#### The request:
Can you print every record below exactly as written?

** BEGIN Data **

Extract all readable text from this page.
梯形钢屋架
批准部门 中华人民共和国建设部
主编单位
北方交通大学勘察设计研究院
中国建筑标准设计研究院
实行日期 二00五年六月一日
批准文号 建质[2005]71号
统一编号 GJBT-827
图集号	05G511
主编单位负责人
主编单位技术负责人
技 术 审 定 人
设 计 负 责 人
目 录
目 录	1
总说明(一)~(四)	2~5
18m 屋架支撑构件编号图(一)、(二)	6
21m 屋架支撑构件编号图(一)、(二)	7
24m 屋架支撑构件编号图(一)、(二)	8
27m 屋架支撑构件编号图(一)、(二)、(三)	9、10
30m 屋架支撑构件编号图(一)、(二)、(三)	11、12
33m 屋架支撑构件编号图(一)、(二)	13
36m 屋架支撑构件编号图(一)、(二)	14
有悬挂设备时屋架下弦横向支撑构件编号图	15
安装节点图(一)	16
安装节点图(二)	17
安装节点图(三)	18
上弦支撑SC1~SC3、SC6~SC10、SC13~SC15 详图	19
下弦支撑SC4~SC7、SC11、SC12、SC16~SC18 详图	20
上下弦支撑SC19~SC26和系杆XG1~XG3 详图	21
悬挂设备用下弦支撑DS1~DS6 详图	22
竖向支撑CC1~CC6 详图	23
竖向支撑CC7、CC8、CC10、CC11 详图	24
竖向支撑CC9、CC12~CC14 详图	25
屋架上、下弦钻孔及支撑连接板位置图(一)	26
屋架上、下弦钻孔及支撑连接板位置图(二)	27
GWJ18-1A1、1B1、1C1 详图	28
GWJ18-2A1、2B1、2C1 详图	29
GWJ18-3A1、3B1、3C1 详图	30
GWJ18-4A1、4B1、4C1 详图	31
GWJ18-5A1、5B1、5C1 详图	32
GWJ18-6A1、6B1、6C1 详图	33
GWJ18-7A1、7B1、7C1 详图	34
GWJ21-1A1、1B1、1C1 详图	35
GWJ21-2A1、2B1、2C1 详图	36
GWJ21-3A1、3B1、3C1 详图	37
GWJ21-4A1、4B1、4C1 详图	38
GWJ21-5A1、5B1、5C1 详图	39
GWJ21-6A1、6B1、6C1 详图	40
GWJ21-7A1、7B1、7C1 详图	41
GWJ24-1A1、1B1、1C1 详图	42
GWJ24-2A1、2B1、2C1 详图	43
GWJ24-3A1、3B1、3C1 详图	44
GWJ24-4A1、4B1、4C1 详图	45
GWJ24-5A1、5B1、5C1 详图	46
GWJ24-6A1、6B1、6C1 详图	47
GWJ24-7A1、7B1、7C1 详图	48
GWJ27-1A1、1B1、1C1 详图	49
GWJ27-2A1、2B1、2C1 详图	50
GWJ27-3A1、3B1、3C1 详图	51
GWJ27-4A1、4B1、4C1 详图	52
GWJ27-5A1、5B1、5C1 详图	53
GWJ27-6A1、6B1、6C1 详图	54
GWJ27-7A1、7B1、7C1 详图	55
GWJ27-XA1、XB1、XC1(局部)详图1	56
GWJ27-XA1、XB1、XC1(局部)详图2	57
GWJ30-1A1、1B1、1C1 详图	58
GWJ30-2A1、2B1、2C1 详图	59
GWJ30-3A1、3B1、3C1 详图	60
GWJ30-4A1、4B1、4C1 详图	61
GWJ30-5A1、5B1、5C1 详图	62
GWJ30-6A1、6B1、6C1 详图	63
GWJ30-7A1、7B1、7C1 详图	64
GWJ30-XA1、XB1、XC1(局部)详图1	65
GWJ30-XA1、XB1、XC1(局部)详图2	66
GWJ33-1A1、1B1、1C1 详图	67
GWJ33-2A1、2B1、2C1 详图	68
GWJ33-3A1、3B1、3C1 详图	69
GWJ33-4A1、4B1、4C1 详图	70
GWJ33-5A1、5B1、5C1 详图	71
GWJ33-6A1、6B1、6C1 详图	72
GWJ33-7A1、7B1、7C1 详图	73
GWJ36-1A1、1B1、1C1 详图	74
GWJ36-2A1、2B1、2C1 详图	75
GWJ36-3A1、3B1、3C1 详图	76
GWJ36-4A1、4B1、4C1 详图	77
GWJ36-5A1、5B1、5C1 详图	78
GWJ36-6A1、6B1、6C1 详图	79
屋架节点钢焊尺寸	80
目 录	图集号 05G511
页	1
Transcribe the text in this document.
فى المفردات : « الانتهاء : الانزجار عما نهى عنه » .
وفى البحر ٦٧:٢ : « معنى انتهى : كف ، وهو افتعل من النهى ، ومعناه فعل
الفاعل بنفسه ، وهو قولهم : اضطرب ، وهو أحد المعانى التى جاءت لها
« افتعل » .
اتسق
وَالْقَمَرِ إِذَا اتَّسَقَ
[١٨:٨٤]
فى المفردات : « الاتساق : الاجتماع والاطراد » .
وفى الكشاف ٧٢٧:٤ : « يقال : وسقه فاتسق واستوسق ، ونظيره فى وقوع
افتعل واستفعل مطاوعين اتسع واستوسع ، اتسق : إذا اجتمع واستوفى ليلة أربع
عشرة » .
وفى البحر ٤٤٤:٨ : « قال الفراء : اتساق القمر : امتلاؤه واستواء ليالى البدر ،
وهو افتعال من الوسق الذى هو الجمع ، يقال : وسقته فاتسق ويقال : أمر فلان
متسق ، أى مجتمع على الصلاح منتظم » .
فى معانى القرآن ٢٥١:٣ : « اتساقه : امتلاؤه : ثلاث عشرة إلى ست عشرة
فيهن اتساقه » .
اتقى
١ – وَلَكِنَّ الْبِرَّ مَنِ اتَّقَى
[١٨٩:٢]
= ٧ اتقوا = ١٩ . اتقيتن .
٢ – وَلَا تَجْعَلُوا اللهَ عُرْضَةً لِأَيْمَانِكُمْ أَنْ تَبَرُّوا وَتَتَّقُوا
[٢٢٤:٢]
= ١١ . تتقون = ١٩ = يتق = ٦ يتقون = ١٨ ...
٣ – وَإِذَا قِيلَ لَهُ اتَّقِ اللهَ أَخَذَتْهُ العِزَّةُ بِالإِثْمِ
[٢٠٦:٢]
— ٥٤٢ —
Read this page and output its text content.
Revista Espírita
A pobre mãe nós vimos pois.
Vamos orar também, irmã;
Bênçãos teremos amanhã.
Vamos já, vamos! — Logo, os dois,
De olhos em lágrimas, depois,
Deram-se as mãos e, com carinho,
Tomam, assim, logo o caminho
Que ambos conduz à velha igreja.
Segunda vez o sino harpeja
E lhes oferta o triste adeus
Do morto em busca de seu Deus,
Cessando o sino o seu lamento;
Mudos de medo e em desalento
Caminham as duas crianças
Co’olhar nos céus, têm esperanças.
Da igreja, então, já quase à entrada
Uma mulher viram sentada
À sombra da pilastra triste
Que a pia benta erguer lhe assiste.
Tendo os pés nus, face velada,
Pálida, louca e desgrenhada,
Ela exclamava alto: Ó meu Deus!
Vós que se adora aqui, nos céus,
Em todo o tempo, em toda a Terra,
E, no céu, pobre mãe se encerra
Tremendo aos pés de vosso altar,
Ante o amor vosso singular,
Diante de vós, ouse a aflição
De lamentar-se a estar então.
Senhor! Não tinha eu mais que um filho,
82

** END Data **

#### Task response:
Extract all readable text from this page.
梯形钢屋架
批准部门 中华人民共和国建设部
主编单位
北方交通大学勘察设计研究院
中国建筑标准设计研究院
实行日期 二00五年六月一日
批准文号 建质[2005]71号
统一编号 GJBT-827
图集号	05G511
主编单位负责人
主编单位技术负责人
技 术 审 定 人
设 计 负 责 人
目 录
目 录	1
总说明(一)~(四)	2~5
18m 屋架支撑构件编号图(一)、(二)	6
21m 屋架支撑构件编号图(一)、(二)	7
24m 屋架支撑构件编号图(一)、(二)	8
27m 屋架支撑构件编号图(一)、(二)、(三)	9、10
30m 屋架支撑构件编号图(一)、(二)、(三)	11、12
33m 屋架支撑构件编号图(一)、(二)	13
36m 屋架支撑构件编号图(一)、(二)	14
有悬挂设备时屋架下弦横向支撑构件编号图	15
安装节点图(一)	16
安装节点图(二)	17
安装节点图(三)	18
上弦支撑SC1~SC3、SC6~SC10、SC13~SC15 详图	19
下弦支撑SC4~SC7、SC11、SC12、SC16~SC18 详图	20
上下弦支撑SC19~SC26和系杆XG1~XG3 详图	21
悬挂设备用下弦支撑DS1~DS6 详图	22
竖向支撑CC1~CC6 详图	23
竖向支撑CC7、CC8、CC10、CC11 详图	24
竖向支撑CC9、CC12~CC14 详图	25
屋架上、下弦钻孔及支撑连接板位置图(一)	26
屋架上、下弦钻孔及支撑连接板位置图(二)	27
GWJ18-1A1、1B1、1C1 详图	28
GWJ18-2A1、2B1、2C1 详图	29
GWJ18-3A1、3B1、3C1 详图	30
GWJ18-4A1、4B1、4C1 详图	31
GWJ18-5A1、5B1、5C1 详图	32
GWJ18-6A1、6B1、6C1 详图	33
GWJ18-7A1、7B1、7C1 详图	34
GWJ21-1A1、1B1、1C1 详图	35
GWJ21-2A1、2B1、2C1 详图	36
GWJ21-3A1、3B1、3C1 详图	37
GWJ21-4A1、4B1、4C1 详图	38
GWJ21-5A1、5B1、5C1 详图	39
GWJ21-6A1、6B1、6C1 详图	40
GWJ21-7A1、7B1、7C1 详图	41
GWJ24-1A1、1B1、1C1 详图	42
GWJ24-2A1、2B1、2C1 详图	43
GWJ24-3A1、3B1、3C1 详图	44
GWJ24-4A1、4B1、4C1 详图	45
GWJ24-5A1、5B1、5C1 详图	46
GWJ24-6A1、6B1、6C1 详图	47
GWJ24-7A1、7B1、7C1 详图	48
GWJ27-1A1、1B1、1C1 详图	49
GWJ27-2A1、2B1、2C1 详图	50
GWJ27-3A1、3B1、3C1 详图	51
GWJ27-4A1、4B1、4C1 详图	52
GWJ27-5A1、5B1、5C1 详图	53
GWJ27-6A1、6B1、6C1 详图	54
GWJ27-7A1、7B1、7C1 详图	55
GWJ27-XA1、XB1、XC1(局部)详图1	56
GWJ27-XA1、XB1、XC1(局部)详图2	57
GWJ30-1A1、1B1、1C1 详图	58
GWJ30-2A1、2B1、2C1 详图	59
GWJ30-3A1、3B1、3C1 详图	60
GWJ30-4A1、4B1、4C1 详图	61
GWJ30-5A1、5B1、5C1 详图	62
GWJ30-6A1、6B1、6C1 详图	63
GWJ30-7A1、7B1、7C1 详图	64
GWJ30-XA1、XB1、XC1(局部)详图1	65
GWJ30-XA1、XB1、XC1(局部)详图2	66
GWJ33-1A1、1B1、1C1 详图	67
GWJ33-2A1、2B1、2C1 详图	68
GWJ33-3A1、3B1、3C1 详图	69
GWJ33-4A1、4B1、4C1 详图	70
GWJ33-5A1、5B1、5C1 详图	71
GWJ33-6A1、6B1、6C1 详图	72
GWJ33-7A1、7B1、7C1 详图	73
GWJ36-1A1、1B1、1C1 详图	74
GWJ36-2A1、2B1、2C1 详图	75
GWJ36-3A1、3B1、3C1 详图	76
GWJ36-4A1、4B1、4C1 详图	77
GWJ36-5A1、5B1、5C1 详图	78
GWJ36-6A1、6B1、6C1 详图	79
屋架节点钢焊尺寸	80
目 录	图集号 05G511
页	1
Transcribe the text in this document.
فى المفردات : « الانتهاء : الانزجار عما نهى عنه » .
وفى البحر ٦٧:٢ : « معنى انتهى : كف ، وهو افتعل من النهى ، ومعناه فعل
الفاعل بنفسه ، وهو قولهم : اضطرب ، وهو أحد المعانى التى جاءت لها
« افتعل » .
اتسق
وَالْقَمَرِ إِذَا اتَّسَقَ
[١٨:٨٤]
فى المفردات : « الاتساق : الاجتماع والاطراد » .
وفى الكشاف ٧٢٧:٤ : « يقال : وسقه فاتسق واستوسق ، ونظيره فى وقوع
افتعل واستفعل مطاوعين اتسع واستوسع ، اتسق : إذا اجتمع واستوفى ليلة أربع
عشرة » .
وفى البحر ٤٤٤:٨ : « قال الفراء : اتساق القمر : امتلاؤه واستواء ليالى البدر ،
وهو افتعال من الوسق الذى هو الجمع ، يقال : وسقته فاتسق ويقال : أمر فلان
متسق ، أى مجتمع على الصلاح منتظم » .
فى معانى القرآن ٢٥١:٣ : « اتساقه : امتلاؤه : ثلاث عشرة إلى ست عشرة
فيهن اتساقه » .
اتقى
١ – وَلَكِنَّ الْبِرَّ مَنِ اتَّقَى
[١٨٩:٢]
= ٧ اتقوا = ١٩ . اتقيتن .
٢ – وَلَا تَجْعَلُوا اللهَ عُرْضَةً لِأَيْمَانِكُمْ أَنْ تَبَرُّوا وَتَتَّقُوا
[٢٢٤:٢]
= ١١ . تتقون = ١٩ = يتق = ٦ يتقون = ١٨ ...
٣ – وَإِذَا قِيلَ لَهُ اتَّقِ اللهَ أَخَذَتْهُ العِزَّةُ بِالإِثْمِ
[٢٠٦:٢]
— ٥٤٢ —
Read this page and output its text content.
Revista Espírita
A pobre mãe nós vimos pois.
Vamos orar também, irmã;
Bênçãos teremos amanhã.
Vamos já, vamos! — Logo, os dois,
De olhos em lágrimas, depois,
Deram-se as mãos e, com carinho,
Tomam, assim, logo o caminho
Que ambos conduz à velha igreja.
Segunda vez o sino harpeja
E lhes oferta o triste adeus
Do morto em busca de seu Deus,
Cessando o sino o seu lamento;
Mudos de medo e em desalento
Caminham as duas crianças
Co’olhar nos céus, têm esperanças.
Da igreja, então, já quase à entrada
Uma mulher viram sentada
À sombra da pilastra triste
Que a pia benta erguer lhe assiste.
Tendo os pés nus, face velada,
Pálida, louca e desgrenhada,
Ela exclamava alto: Ó meu Deus!
Vós que se adora aqui, nos céus,
Em todo o tempo, em toda a Terra,
E, no céu, pobre mãe se encerra
Tremendo aos pés de vosso altar,
Ante o amor vosso singular,
Diante de vós, ouse a aflição
De lamentar-se a estar então.
Senhor! Não tinha eu mais que um filho,
82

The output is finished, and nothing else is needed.